#### GIVEN DATA:
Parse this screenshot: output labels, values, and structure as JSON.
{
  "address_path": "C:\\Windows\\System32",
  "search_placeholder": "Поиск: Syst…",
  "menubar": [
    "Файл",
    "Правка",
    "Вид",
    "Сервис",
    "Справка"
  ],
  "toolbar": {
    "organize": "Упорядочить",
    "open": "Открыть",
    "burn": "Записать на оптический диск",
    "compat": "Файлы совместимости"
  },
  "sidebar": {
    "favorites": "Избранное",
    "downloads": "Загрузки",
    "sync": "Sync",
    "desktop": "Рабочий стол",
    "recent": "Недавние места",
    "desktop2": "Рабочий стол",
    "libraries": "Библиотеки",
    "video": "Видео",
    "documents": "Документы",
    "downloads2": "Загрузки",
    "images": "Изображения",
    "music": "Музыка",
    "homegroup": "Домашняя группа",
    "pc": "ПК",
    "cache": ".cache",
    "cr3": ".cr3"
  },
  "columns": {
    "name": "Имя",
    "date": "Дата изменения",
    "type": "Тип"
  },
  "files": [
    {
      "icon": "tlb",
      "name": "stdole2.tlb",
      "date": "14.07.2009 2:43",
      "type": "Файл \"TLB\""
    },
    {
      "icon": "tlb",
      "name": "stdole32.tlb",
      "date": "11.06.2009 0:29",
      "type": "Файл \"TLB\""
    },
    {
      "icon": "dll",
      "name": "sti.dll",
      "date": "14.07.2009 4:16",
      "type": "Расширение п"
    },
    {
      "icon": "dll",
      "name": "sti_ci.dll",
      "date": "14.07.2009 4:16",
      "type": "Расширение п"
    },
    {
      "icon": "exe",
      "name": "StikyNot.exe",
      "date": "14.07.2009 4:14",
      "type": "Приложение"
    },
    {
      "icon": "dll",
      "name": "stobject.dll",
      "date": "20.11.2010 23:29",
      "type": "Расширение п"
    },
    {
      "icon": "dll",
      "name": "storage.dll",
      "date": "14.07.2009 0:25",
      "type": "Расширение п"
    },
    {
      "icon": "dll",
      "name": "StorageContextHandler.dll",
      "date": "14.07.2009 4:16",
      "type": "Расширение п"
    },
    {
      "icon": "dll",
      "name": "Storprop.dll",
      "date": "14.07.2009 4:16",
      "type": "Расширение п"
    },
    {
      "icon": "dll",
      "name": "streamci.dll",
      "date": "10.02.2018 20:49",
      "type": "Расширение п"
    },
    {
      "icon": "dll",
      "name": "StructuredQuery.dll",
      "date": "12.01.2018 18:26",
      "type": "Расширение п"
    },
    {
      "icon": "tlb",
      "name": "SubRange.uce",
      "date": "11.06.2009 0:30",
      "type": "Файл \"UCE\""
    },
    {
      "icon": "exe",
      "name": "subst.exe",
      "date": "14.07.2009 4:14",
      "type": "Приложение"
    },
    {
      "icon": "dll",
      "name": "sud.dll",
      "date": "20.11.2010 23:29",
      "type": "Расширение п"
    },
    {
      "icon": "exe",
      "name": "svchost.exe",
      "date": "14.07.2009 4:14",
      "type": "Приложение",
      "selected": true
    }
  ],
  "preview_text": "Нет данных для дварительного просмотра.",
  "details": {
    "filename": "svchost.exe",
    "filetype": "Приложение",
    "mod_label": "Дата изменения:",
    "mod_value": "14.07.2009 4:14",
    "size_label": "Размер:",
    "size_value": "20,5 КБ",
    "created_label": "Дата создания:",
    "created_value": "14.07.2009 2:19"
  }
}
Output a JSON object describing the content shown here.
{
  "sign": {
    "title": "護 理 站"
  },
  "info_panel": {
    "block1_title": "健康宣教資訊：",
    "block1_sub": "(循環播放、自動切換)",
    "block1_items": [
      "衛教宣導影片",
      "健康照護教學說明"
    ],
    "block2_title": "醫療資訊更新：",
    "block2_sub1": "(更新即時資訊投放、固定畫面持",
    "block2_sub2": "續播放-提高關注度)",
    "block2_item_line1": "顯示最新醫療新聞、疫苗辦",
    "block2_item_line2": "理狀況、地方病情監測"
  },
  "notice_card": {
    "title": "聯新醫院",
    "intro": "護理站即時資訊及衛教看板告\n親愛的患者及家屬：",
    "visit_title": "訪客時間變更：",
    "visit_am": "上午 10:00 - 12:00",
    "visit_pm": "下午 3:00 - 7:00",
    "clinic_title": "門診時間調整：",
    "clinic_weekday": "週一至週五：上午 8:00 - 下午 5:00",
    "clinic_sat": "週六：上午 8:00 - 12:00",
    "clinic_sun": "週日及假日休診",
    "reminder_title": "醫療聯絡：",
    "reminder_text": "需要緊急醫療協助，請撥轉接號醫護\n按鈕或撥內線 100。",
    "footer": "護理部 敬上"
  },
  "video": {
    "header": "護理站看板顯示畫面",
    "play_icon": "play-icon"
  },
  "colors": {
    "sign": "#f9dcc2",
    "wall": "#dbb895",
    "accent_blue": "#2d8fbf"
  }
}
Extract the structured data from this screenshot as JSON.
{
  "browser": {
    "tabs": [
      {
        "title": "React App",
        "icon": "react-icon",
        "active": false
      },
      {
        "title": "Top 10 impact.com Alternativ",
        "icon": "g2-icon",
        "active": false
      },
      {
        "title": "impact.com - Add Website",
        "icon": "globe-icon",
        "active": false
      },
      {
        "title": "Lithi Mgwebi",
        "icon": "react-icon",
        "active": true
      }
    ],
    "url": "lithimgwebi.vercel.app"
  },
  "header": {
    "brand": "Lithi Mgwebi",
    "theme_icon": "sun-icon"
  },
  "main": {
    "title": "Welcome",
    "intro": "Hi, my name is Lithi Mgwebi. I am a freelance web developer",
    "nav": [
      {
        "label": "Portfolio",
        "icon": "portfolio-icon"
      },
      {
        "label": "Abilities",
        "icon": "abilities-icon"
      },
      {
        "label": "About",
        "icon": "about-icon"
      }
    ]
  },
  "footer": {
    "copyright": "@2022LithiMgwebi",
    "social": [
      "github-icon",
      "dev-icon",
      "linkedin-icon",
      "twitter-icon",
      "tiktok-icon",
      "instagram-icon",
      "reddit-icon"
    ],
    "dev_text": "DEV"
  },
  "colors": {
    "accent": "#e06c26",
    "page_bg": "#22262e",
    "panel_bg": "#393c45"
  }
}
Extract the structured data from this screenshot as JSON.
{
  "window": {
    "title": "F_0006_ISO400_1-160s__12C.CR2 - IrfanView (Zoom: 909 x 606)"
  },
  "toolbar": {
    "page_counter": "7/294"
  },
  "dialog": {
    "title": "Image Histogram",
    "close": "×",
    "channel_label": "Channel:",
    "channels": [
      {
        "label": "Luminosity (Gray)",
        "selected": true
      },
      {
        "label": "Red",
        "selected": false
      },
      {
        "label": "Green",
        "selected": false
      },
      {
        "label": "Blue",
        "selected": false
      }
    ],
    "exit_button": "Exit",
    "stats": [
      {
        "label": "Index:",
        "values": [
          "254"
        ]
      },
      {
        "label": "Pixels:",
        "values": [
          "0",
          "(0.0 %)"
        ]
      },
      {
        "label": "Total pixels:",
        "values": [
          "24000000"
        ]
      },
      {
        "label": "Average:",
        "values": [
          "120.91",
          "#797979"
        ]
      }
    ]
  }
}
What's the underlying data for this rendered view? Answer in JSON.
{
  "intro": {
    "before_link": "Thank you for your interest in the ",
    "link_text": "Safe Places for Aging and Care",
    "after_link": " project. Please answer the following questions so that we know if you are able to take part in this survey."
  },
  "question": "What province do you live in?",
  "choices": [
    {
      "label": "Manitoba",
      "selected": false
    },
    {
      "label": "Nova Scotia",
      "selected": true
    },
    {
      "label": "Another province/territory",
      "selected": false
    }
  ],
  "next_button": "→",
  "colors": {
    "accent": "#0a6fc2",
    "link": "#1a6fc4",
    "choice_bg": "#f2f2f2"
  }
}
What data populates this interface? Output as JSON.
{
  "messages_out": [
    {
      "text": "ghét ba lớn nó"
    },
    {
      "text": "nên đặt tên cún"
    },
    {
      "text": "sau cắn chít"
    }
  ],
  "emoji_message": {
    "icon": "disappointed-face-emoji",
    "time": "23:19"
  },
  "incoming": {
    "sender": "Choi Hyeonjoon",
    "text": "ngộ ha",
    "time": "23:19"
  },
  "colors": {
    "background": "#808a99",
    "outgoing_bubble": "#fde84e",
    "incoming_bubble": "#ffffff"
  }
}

#### EXERCISE DIRECTIONS:
Filter the records above for lines containing the word "JSON", and copy those lines.

#### CORRECT ANSWER:
Parse this screenshot: output labels, values, and structure as JSON.
Output a JSON object describing the content shown here.
Extract the structured data from this screenshot as JSON.
Extract the structured data from this screenshot as JSON.
What's the underlying data for this rendered view? Answer in JSON.
What data populates this interface? Output as JSON.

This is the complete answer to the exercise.